Description of the task: Locate every line below that contains the word "name" and copy it.

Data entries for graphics

★ ★ ★

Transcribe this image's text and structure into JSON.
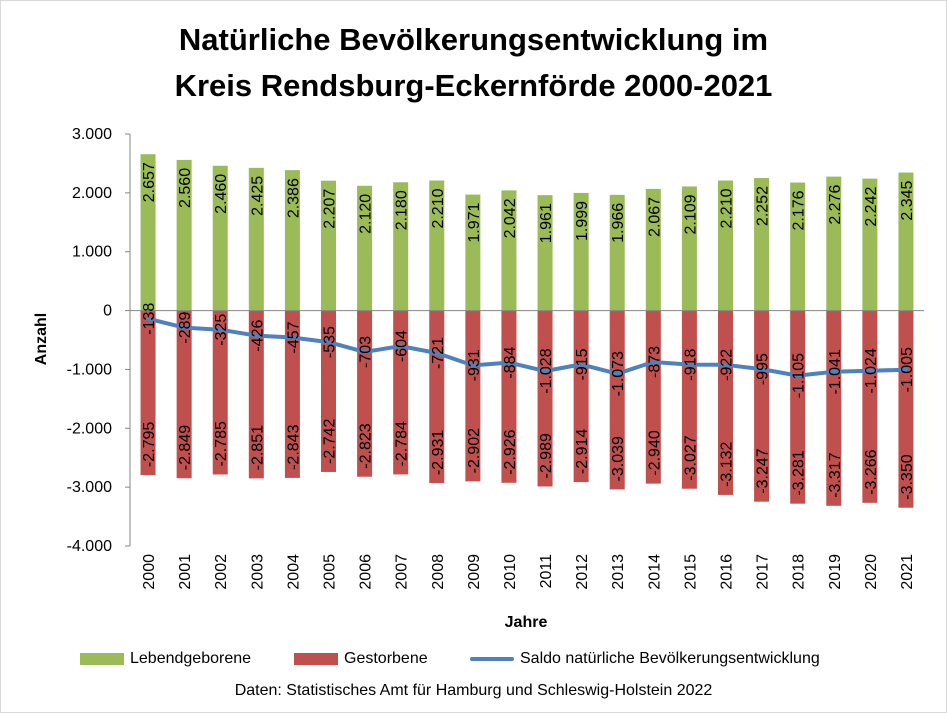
{
  "chart_data": {
    "type": "bar",
    "title_line1": "Natürliche Bevölkerungsentwicklung im",
    "title_line2": "Kreis Rendsburg-Eckernförde 2000-2021",
    "xlabel": "Jahre",
    "ylabel": "Anzahl",
    "ylim": [
      -4000,
      3000
    ],
    "yticks": [
      3000,
      2000,
      1000,
      0,
      -1000,
      -2000,
      -3000,
      -4000
    ],
    "ytick_labels": [
      "3.000",
      "2.000",
      "1.000",
      "0",
      "-1.000",
      "-2.000",
      "-3.000",
      "-4.000"
    ],
    "stacked": true,
    "categories": [
      "2000",
      "2001",
      "2002",
      "2003",
      "2004",
      "2005",
      "2006",
      "2007",
      "2008",
      "2009",
      "2010",
      "2011",
      "2012",
      "2013",
      "2014",
      "2015",
      "2016",
      "2017",
      "2018",
      "2019",
      "2020",
      "2021"
    ],
    "series": [
      {
        "name": "Lebendgeborene",
        "type": "bar",
        "color": "#9bbb59",
        "values": [
          2657,
          2560,
          2460,
          2425,
          2386,
          2207,
          2120,
          2180,
          2210,
          1971,
          2042,
          1961,
          1999,
          1966,
          2067,
          2109,
          2210,
          2252,
          2176,
          2276,
          2242,
          2345
        ],
        "labels": [
          "2.657",
          "2.560",
          "2.460",
          "2.425",
          "2.386",
          "2.207",
          "2.120",
          "2.180",
          "2.210",
          "1.971",
          "2.042",
          "1.961",
          "1.999",
          "1.966",
          "2.067",
          "2.109",
          "2.210",
          "2.252",
          "2.176",
          "2.276",
          "2.242",
          "2.345"
        ]
      },
      {
        "name": "Gestorbene",
        "type": "bar",
        "color": "#c0504d",
        "values": [
          -2795,
          -2849,
          -2785,
          -2851,
          -2843,
          -2742,
          -2823,
          -2784,
          -2931,
          -2902,
          -2926,
          -2989,
          -2914,
          -3039,
          -2940,
          -3027,
          -3132,
          -3247,
          -3281,
          -3317,
          -3266,
          -3350
        ],
        "labels": [
          "-2.795",
          "-2.849",
          "-2.785",
          "-2.851",
          "-2.843",
          "-2.742",
          "-2.823",
          "-2.784",
          "-2.931",
          "-2.902",
          "-2.926",
          "-2.989",
          "-2.914",
          "-3.039",
          "-2.940",
          "-3.027",
          "-3.132",
          "-3.247",
          "-3.281",
          "-3.317",
          "-3.266",
          "-3.350"
        ]
      },
      {
        "name": "Saldo natürliche Bevölkerungsentwicklung",
        "type": "line",
        "color": "#4f81bd",
        "values": [
          -138,
          -289,
          -325,
          -426,
          -457,
          -535,
          -703,
          -604,
          -721,
          -931,
          -884,
          -1028,
          -915,
          -1073,
          -873,
          -918,
          -922,
          -995,
          -1105,
          -1041,
          -1024,
          -1005
        ],
        "labels": [
          "-138",
          "-289",
          "-325",
          "-426",
          "-457",
          "-535",
          "-703",
          "-604",
          "-721",
          "-931",
          "-884",
          "-1.028",
          "-915",
          "-1.073",
          "-873",
          "-918",
          "-922",
          "-995",
          "-1.105",
          "-1.041",
          "-1.024",
          "-1.005"
        ]
      }
    ],
    "grid": false,
    "legend_position": "bottom",
    "source": "Daten: Statistisches Amt für Hamburg und Schleswig-Holstein 2022"
  }
}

★ ★ ★

Solution to the problem:
        "name": "Lebendgeborene",
        "name": "Gestorbene",
        "name": "Saldo natürliche Bevölkerungsentwicklung",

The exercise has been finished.